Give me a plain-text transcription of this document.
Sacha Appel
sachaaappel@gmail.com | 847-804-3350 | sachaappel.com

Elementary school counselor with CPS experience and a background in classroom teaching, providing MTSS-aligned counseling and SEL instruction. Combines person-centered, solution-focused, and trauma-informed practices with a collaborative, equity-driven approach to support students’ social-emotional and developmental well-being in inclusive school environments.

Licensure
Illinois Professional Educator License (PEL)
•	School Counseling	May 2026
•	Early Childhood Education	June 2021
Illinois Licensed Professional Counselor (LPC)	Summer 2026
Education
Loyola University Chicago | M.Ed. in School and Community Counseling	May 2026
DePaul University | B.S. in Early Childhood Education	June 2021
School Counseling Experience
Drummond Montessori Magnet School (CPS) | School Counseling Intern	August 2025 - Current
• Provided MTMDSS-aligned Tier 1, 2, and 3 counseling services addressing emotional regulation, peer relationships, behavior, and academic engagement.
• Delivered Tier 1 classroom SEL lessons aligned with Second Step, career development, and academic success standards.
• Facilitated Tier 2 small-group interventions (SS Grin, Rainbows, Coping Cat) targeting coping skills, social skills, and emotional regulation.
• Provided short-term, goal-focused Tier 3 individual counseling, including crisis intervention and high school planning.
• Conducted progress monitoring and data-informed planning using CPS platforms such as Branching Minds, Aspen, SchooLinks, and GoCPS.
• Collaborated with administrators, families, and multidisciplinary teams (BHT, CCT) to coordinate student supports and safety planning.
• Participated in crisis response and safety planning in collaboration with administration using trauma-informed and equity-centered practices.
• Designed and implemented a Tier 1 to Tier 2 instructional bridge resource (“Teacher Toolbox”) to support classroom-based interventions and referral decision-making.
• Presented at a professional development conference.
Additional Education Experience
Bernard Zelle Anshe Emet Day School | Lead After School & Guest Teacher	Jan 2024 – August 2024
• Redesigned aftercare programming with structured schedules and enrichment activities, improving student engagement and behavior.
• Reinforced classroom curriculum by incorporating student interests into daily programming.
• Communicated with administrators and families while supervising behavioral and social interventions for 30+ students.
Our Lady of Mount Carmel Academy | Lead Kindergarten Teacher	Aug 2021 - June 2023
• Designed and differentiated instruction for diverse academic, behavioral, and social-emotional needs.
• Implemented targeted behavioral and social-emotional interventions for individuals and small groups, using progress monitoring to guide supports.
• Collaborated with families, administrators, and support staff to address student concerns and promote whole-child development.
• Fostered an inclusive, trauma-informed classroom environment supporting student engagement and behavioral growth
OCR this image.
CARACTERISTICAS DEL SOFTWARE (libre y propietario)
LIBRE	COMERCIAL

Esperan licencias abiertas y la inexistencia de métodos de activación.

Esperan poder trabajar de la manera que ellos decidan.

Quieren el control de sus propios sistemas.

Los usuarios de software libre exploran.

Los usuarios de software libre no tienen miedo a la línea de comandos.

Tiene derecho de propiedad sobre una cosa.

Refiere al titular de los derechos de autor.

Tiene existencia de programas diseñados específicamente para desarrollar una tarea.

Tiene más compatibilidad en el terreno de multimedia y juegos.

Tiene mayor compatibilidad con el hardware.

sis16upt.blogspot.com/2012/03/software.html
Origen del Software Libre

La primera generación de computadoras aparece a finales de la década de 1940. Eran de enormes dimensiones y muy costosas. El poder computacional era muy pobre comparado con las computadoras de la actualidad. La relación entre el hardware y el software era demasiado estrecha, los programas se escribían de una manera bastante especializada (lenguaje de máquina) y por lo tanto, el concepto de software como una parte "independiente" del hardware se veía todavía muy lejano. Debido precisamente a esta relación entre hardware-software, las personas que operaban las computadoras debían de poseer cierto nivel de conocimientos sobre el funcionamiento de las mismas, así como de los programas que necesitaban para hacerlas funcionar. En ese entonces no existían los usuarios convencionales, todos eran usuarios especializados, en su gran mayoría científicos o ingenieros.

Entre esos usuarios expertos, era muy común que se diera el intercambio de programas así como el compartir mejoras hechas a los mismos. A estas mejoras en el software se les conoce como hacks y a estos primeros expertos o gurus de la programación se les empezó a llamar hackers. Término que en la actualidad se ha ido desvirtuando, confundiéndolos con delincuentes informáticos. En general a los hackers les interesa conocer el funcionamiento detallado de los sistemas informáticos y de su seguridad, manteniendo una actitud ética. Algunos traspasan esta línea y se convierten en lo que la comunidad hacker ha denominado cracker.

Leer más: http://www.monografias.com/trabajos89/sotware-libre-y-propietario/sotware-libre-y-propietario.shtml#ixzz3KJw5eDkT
• • • • •
Written request> Return all of the entries exactly as written.

The result>
Give me a plain-text transcription of this document.
Sacha Appel
sachaaappel@gmail.com | 847-804-3350 | sachaappel.com

Elementary school counselor with CPS experience and a background in classroom teaching, providing MTSS-aligned counseling and SEL instruction. Combines person-centered, solution-focused, and trauma-informed practices with a collaborative, equity-driven approach to support students’ social-emotional and developmental well-being in inclusive school environments.

Licensure
Illinois Professional Educator License (PEL)
•	School Counseling	May 2026
•	Early Childhood Education	June 2021
Illinois Licensed Professional Counselor (LPC)	Summer 2026
Education
Loyola University Chicago | M.Ed. in School and Community Counseling	May 2026
DePaul University | B.S. in Early Childhood Education	June 2021
School Counseling Experience
Drummond Montessori Magnet School (CPS) | School Counseling Intern	August 2025 - Current
• Provided MTMDSS-aligned Tier 1, 2, and 3 counseling services addressing emotional regulation, peer relationships, behavior, and academic engagement.
• Delivered Tier 1 classroom SEL lessons aligned with Second Step, career development, and academic success standards.
• Facilitated Tier 2 small-group interventions (SS Grin, Rainbows, Coping Cat) targeting coping skills, social skills, and emotional regulation.
• Provided short-term, goal-focused Tier 3 individual counseling, including crisis intervention and high school planning.
• Conducted progress monitoring and data-informed planning using CPS platforms such as Branching Minds, Aspen, SchooLinks, and GoCPS.
• Collaborated with administrators, families, and multidisciplinary teams (BHT, CCT) to coordinate student supports and safety planning.
• Participated in crisis response and safety planning in collaboration with administration using trauma-informed and equity-centered practices.
• Designed and implemented a Tier 1 to Tier 2 instructional bridge resource (“Teacher Toolbox”) to support classroom-based interventions and referral decision-making.
• Presented at a professional development conference.
Additional Education Experience
Bernard Zelle Anshe Emet Day School | Lead After School & Guest Teacher	Jan 2024 – August 2024
• Redesigned aftercare programming with structured schedules and enrichment activities, improving student engagement and behavior.
• Reinforced classroom curriculum by incorporating student interests into daily programming.
• Communicated with administrators and families while supervising behavioral and social interventions for 30+ students.
Our Lady of Mount Carmel Academy | Lead Kindergarten Teacher	Aug 2021 - June 2023
• Designed and differentiated instruction for diverse academic, behavioral, and social-emotional needs.
• Implemented targeted behavioral and social-emotional interventions for individuals and small groups, using progress monitoring to guide supports.
• Collaborated with families, administrators, and support staff to address student concerns and promote whole-child development.
• Fostered an inclusive, trauma-informed classroom environment supporting student engagement and behavioral growth
OCR this image.
CARACTERISTICAS DEL SOFTWARE (libre y propietario)
LIBRE	COMERCIAL

Esperan licencias abiertas y la inexistencia de métodos de activación.

Esperan poder trabajar de la manera que ellos decidan.

Quieren el control de sus propios sistemas.

Los usuarios de software libre exploran.

Los usuarios de software libre no tienen miedo a la línea de comandos.

Tiene derecho de propiedad sobre una cosa.

Refiere al titular de los derechos de autor.

Tiene existencia de programas diseñados específicamente para desarrollar una tarea.

Tiene más compatibilidad en el terreno de multimedia y juegos.

Tiene mayor compatibilidad con el hardware.

sis16upt.blogspot.com/2012/03/software.html
Origen del Software Libre

La primera generación de computadoras aparece a finales de la década de 1940. Eran de enormes dimensiones y muy costosas. El poder computacional era muy pobre comparado con las computadoras de la actualidad. La relación entre el hardware y el software era demasiado estrecha, los programas se escribían de una manera bastante especializada (lenguaje de máquina) y por lo tanto, el concepto de software como una parte "independiente" del hardware se veía todavía muy lejano. Debido precisamente a esta relación entre hardware-software, las personas que operaban las computadoras debían de poseer cierto nivel de conocimientos sobre el funcionamiento de las mismas, así como de los programas que necesitaban para hacerlas funcionar. En ese entonces no existían los usuarios convencionales, todos eran usuarios especializados, en su gran mayoría científicos o ingenieros.

Entre esos usuarios expertos, era muy común que se diera el intercambio de programas así como el compartir mejoras hechas a los mismos. A estas mejoras en el software se les conoce como hacks y a estos primeros expertos o gurus de la programación se les empezó a llamar hackers. Término que en la actualidad se ha ido desvirtuando, confundiéndolos con delincuentes informáticos. En general a los hackers les interesa conocer el funcionamiento detallado de los sistemas informáticos y de su seguridad, manteniendo una actitud ética. Algunos traspasan esta línea y se convierten en lo que la comunidad hacker ha denominado cracker.

Leer más: http://www.monografias.com/trabajos89/sotware-libre-y-propietario/sotware-libre-y-propietario.shtml#ixzz3KJw5eDkT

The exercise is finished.